[Il brano]
======

Non solo per i tuoi occhi. Seguono molte messe a punto, tanti dettagli che vengono corretti. Passo ore in officina, curata e coccolata con amore. Per questo voglio inviare i miei ringraziamenti a Ruggero, Claudio, Roberto, Christian e Salvatore che mi hanno tolto, nel tempo, tutti i difettucci della prima (nuova) infanzia. Il mio possessore mi ha poi messa subito a dieta tra gare, garette e concorsi. Nel 2017, al Concorso del Valentino a Torino, ho ricevuto il Premio Asi-Automotoclub Storico Italiano. È stato il coronamento di tante fatiche del mio “lui”, che mi ha tenuta in ottima forma di meccanica e di carrozzeria. E, in effetti, eccolo che sfoggia un sorriso a fetta d’anguria per tutto il giorno. È così tanto in brodo di giuggiole che a momenti si sfiora la tragedia durante il ritorno a casa. Distratto, a Novara fa il pieno di diesel: per fortuna se ne accorge subito. Scoppietto e borbotto un po’ ma il pericolo è scongiurato.

======

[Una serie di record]
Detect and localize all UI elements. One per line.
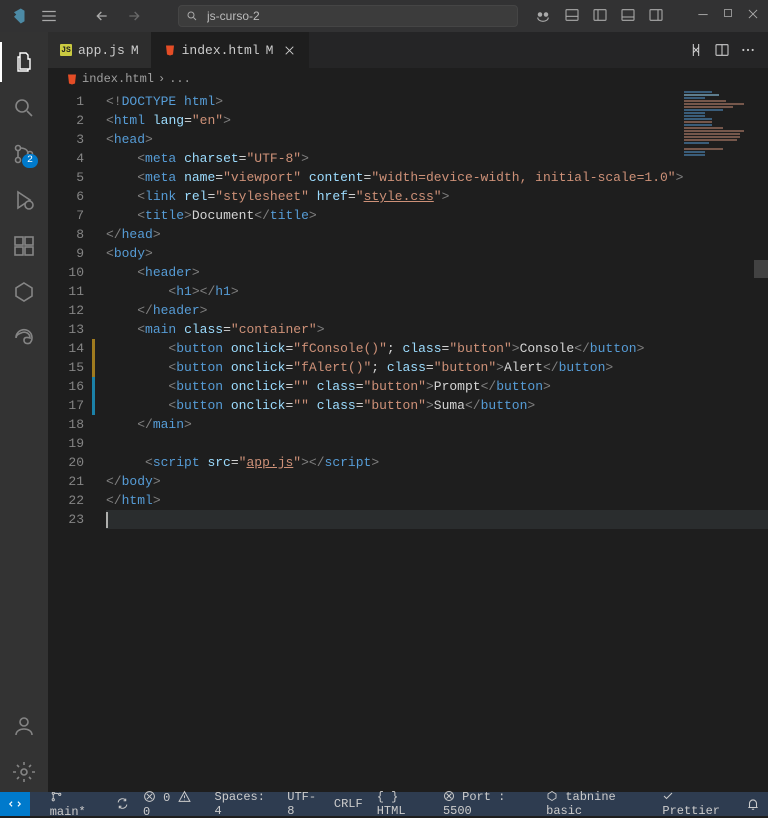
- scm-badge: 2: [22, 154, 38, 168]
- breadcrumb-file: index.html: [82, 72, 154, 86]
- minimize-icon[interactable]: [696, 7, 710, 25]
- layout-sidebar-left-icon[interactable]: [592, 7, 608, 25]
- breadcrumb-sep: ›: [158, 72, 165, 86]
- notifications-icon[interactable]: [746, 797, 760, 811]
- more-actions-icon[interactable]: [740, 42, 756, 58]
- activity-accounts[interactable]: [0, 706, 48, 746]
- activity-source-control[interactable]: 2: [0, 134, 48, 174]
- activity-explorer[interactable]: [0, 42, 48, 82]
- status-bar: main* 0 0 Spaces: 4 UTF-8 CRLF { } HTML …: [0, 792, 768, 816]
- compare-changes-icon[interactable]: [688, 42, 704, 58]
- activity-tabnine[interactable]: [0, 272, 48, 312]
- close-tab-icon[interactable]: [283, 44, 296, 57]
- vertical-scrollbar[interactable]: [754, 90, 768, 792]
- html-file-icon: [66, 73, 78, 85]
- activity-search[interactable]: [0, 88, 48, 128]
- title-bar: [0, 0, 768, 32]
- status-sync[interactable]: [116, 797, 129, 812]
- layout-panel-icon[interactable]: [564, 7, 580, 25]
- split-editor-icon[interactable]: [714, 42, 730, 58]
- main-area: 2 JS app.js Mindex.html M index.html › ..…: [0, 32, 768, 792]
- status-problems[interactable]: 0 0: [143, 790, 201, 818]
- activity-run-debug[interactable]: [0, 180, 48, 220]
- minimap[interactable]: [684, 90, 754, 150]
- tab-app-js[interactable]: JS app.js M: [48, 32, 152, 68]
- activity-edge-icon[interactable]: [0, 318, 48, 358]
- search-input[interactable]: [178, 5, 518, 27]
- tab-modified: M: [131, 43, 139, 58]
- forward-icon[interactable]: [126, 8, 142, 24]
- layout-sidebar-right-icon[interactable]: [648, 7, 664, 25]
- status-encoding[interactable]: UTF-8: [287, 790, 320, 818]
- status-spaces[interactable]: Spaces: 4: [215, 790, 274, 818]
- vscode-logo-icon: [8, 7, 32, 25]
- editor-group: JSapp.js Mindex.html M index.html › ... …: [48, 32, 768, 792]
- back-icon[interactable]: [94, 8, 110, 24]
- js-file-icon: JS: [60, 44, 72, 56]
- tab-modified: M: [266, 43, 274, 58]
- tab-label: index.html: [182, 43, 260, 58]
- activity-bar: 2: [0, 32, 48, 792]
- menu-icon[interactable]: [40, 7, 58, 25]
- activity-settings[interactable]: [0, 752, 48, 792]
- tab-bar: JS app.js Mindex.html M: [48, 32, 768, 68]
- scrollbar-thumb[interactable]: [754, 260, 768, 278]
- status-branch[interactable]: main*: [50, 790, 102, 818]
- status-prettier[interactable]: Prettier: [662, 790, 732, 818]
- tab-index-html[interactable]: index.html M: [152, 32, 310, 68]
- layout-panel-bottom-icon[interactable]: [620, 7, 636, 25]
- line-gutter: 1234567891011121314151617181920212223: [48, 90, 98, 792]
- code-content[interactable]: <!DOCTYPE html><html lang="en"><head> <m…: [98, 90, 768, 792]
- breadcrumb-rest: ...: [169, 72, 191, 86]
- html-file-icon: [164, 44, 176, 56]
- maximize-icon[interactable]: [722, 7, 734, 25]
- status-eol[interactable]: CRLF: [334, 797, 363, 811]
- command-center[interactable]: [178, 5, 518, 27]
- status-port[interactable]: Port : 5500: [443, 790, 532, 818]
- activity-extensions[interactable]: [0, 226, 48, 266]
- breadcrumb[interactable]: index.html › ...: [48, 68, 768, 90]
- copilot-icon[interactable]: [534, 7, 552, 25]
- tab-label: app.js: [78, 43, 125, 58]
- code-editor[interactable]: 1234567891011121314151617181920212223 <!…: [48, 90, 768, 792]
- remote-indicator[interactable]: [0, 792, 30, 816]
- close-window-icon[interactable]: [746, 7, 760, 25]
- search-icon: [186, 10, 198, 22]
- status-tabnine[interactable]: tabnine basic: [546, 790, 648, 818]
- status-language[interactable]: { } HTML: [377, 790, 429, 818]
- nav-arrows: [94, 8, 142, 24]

======

[Cose da fare]
**a)** Riscrivi sotto forma di elenco puntato il paragrafo del brano che inizia con «Non solo per i tuoi occhi», mantenendone i fatti principali.
**b)** Stampa tali e quali le righe dei record comprese tra quella che contiene "- scm-badge: 2: [22, 154, 38, 168]" e quella che contiene "- activity-run-debug[interactable]: [0, 180, 48, 220]", estremi inclusi.
Il brano e i record non hanno alcun legame tra loro.

[Le risposte]
**a)**
- Seguono molte messe a punto e la correzione di tanti dettagli, con ore trascorse in officina.
- Ringraziamenti a Ruggero, Claudio, Roberto, Christian e Salvatore, che nel tempo hanno eliminato i difetti della prima infanzia.
- Il possessore mi ha messa subito a dieta tra gare, garette e concorsi.
- Nel 2017, al Concorso del Valentino a Torino, ho ricevuto il Premio Asi-Automotoclub Storico Italiano, coronamento delle fatiche del possessore per tenermi in ottima forma di meccanica e carrozzeria.
- Felicissimo e distratto, durante il ritorno a casa lui fa il pieno di diesel a Novara.
- Se ne accorge subito: qualche scoppiettio e borbottio, ma il pericolo è scongiurato.

**b)**
- scm-badge: 2: [22, 154, 38, 168]
- breadcrumb-file: index.html: [82, 72, 154, 86]
- minimize-icon[interactable]: [696, 7, 710, 25]
- layout-sidebar-left-icon[interactable]: [592, 7, 608, 25]
- breadcrumb-sep: ›: [158, 72, 165, 86]
- notifications-icon[interactable]: [746, 797, 760, 811]
- more-actions-icon[interactable]: [740, 42, 756, 58]
- activity-accounts[interactable]: [0, 706, 48, 746]
- activity-source-control[interactable]: 2: [0, 134, 48, 174]
- activity-explorer[interactable]: [0, 42, 48, 82]
- status-bar: main* 0 0 Spaces: 4 UTF-8 CRLF { } HTML …: [0, 792, 768, 816]
- compare-changes-icon[interactable]: [688, 42, 704, 58]
- activity-tabnine[interactable]: [0, 272, 48, 312]
- close-tab-icon[interactable]: [283, 44, 296, 57]
- vertical-scrollbar[interactable]: [754, 90, 768, 792]
- html-file-icon: [66, 73, 78, 85]
- activity-search[interactable]: [0, 88, 48, 128]
- title-bar: [0, 0, 768, 32]
- status-sync[interactable]: [116, 797, 129, 812]
- layout-panel-icon[interactable]: [564, 7, 580, 25]
- split-editor-icon[interactable]: [714, 42, 730, 58]
- main-area: 2 JS app.js Mindex.html M index.html › ..…: [0, 32, 768, 792]
- status-problems[interactable]: 0 0: [143, 790, 201, 818]
- activity-run-debug[interactable]: [0, 180, 48, 220]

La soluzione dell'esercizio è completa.